▶ EXERCISE DATA
+++++

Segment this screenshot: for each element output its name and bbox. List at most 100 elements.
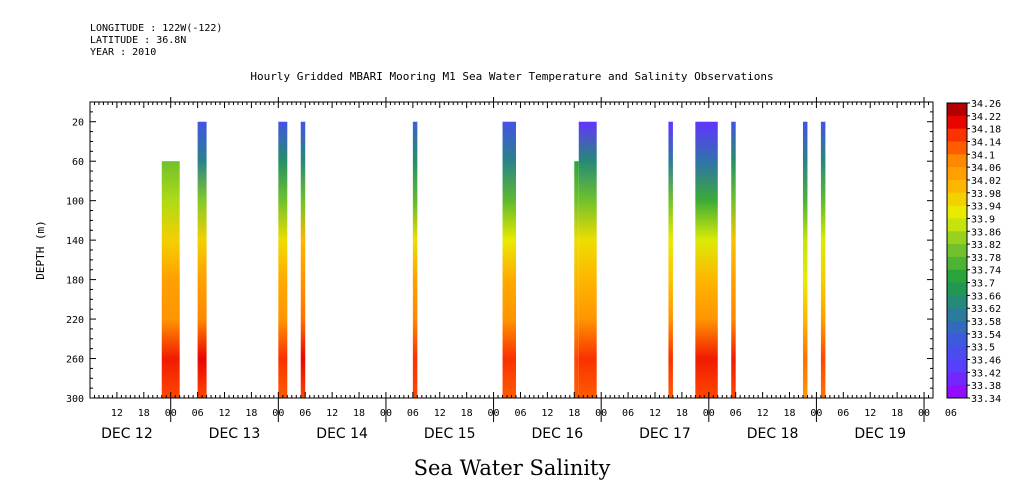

+++++

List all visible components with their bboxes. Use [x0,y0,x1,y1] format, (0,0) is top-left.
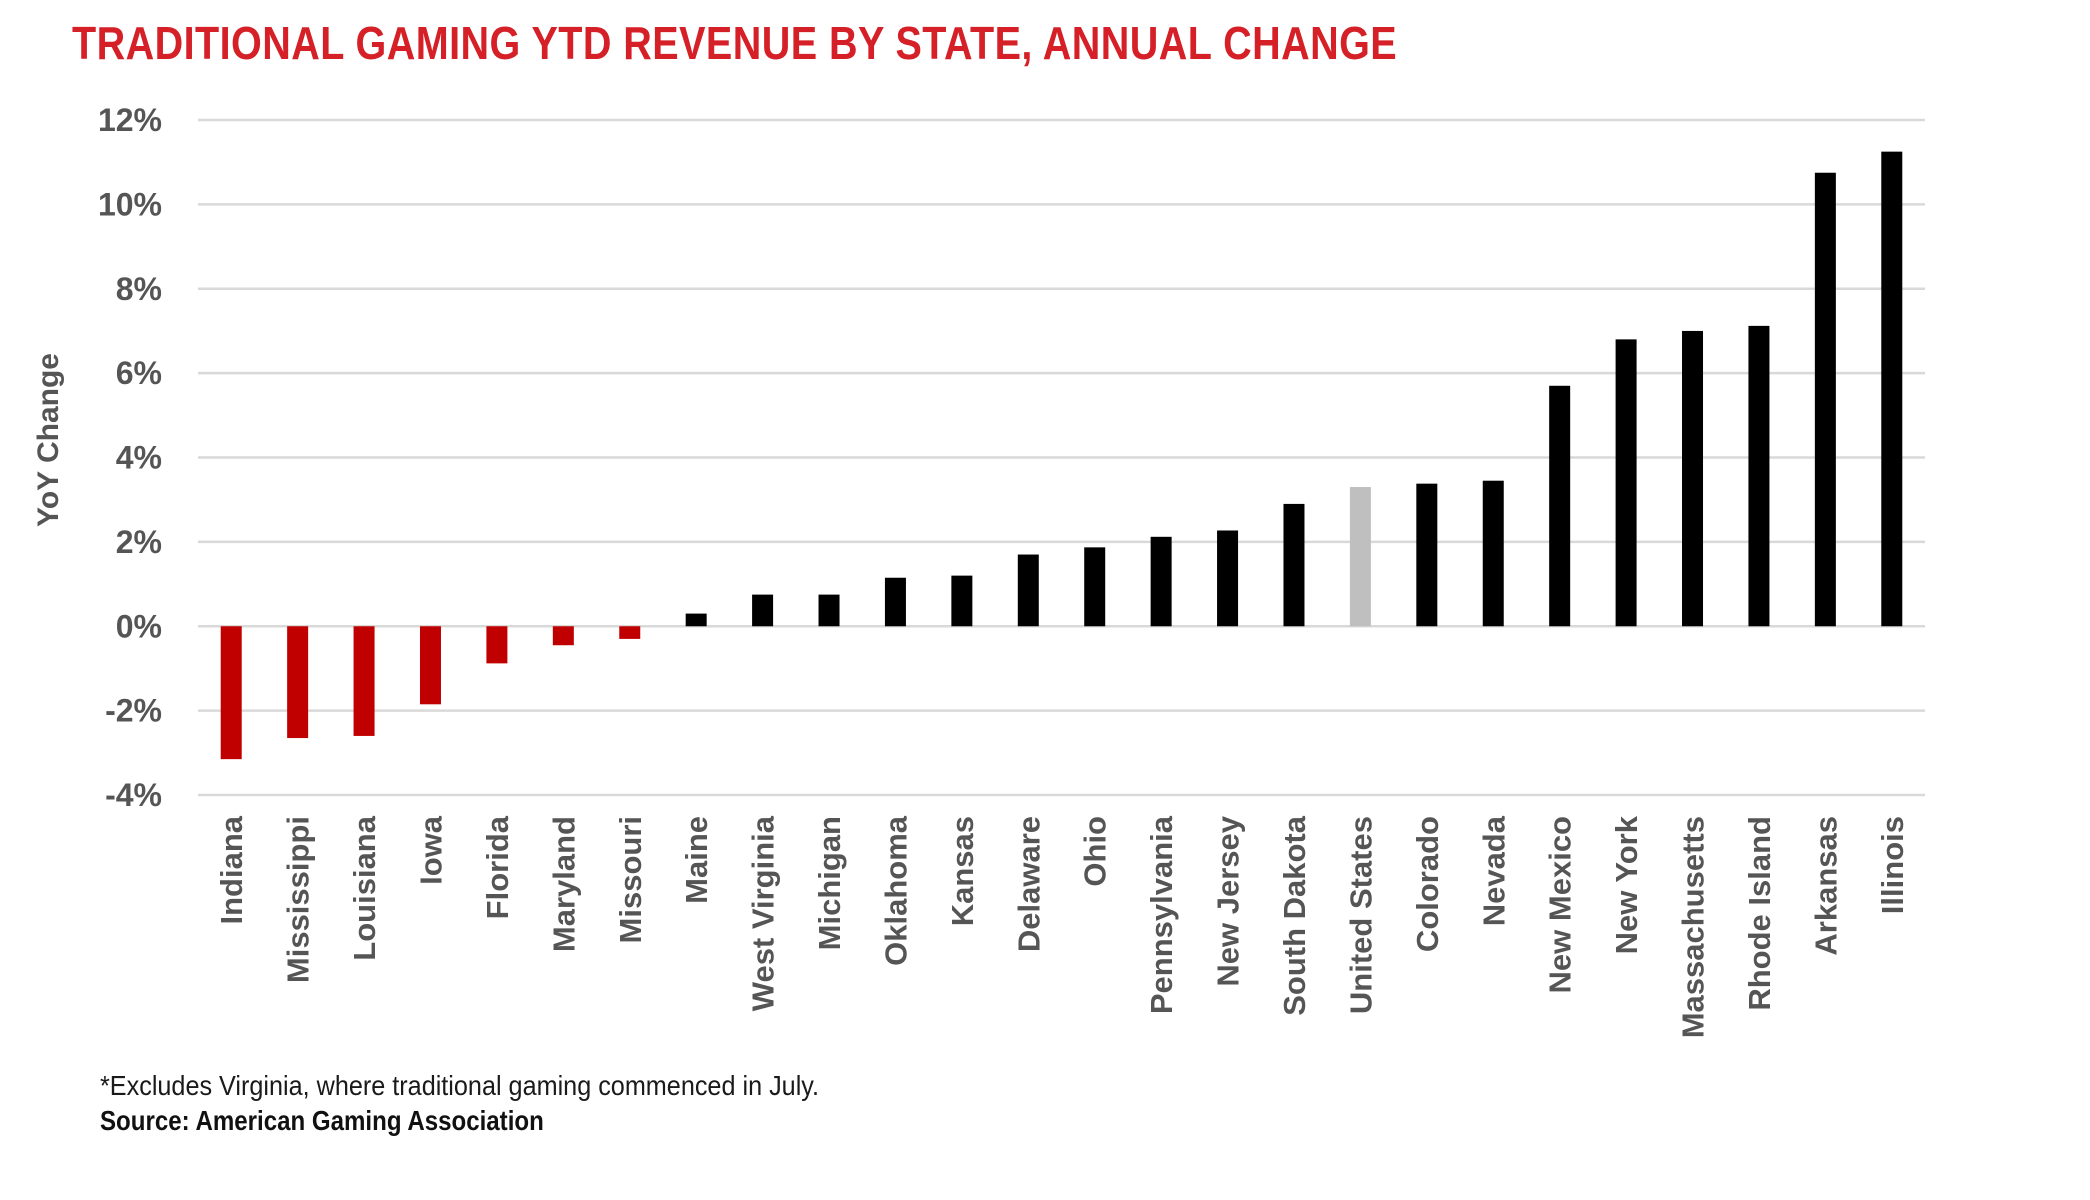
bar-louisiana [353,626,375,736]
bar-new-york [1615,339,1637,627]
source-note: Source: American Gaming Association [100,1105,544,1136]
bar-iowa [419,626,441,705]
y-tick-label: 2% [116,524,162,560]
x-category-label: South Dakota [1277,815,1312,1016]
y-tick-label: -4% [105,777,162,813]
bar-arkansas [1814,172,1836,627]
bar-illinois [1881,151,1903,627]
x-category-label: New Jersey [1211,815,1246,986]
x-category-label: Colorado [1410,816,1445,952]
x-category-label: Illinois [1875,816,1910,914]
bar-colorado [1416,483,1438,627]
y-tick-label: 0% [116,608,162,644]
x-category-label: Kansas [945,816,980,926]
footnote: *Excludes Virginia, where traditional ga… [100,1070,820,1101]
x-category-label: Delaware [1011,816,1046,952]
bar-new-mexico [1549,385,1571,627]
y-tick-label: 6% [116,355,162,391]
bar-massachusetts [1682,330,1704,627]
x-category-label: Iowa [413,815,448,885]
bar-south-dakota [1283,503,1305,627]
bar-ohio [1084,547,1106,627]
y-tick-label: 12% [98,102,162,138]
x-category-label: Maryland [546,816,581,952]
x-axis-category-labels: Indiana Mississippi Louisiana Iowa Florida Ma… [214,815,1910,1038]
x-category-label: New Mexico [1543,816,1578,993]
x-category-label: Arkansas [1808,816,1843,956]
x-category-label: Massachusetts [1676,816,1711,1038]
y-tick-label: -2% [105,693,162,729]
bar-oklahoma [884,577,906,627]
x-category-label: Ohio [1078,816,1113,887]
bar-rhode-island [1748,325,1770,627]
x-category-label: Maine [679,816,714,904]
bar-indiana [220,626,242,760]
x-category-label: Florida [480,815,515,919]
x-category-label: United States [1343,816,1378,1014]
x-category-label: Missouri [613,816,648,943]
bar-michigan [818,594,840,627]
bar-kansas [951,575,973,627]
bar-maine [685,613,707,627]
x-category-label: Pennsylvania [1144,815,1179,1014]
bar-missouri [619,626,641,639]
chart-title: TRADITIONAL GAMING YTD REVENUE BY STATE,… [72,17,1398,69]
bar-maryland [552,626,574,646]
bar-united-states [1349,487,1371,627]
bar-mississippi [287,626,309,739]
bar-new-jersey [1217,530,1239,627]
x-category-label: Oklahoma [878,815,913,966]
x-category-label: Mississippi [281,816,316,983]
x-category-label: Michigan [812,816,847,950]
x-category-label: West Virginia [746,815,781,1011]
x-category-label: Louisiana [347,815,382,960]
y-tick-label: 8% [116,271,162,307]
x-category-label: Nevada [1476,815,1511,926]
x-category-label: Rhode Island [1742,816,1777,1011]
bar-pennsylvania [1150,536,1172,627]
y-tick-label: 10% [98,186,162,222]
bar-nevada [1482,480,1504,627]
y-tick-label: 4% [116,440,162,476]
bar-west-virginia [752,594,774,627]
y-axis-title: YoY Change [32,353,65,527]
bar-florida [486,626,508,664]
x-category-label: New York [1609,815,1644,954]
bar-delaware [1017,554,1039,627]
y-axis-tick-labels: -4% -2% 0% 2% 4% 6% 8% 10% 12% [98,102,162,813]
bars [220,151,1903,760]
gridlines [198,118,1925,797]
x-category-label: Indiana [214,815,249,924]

+++++

▶ WORK TO BE COMPLETED
Lay out the listing from the line with "List all visible" to the line with "x-category-label: Colorado [1410,816,1445,952]" as a numbered list, both of those lines included and blank lines dropped. Leave the picture out.

▶ EXERCISE OUTPUT
1. List all visible components with their bboxes. Use [x0,y0,x1,y1] format, (0,0) is top-left.
2. bar-louisiana [353,626,375,736]
3. bar-new-york [1615,339,1637,627]
4. source-note: Source: American Gaming Association [100,1105,544,1136]
5. bar-iowa [419,626,441,705]
6. y-tick-label: 2% [116,524,162,560]
7. x-category-label: South Dakota [1277,815,1312,1016]
8. y-tick-label: -4% [105,777,162,813]
9. bar-arkansas [1814,172,1836,627]
10. bar-illinois [1881,151,1903,627]
11. x-category-label: New Jersey [1211,815,1246,986]
12. x-category-label: Colorado [1410,816,1445,952]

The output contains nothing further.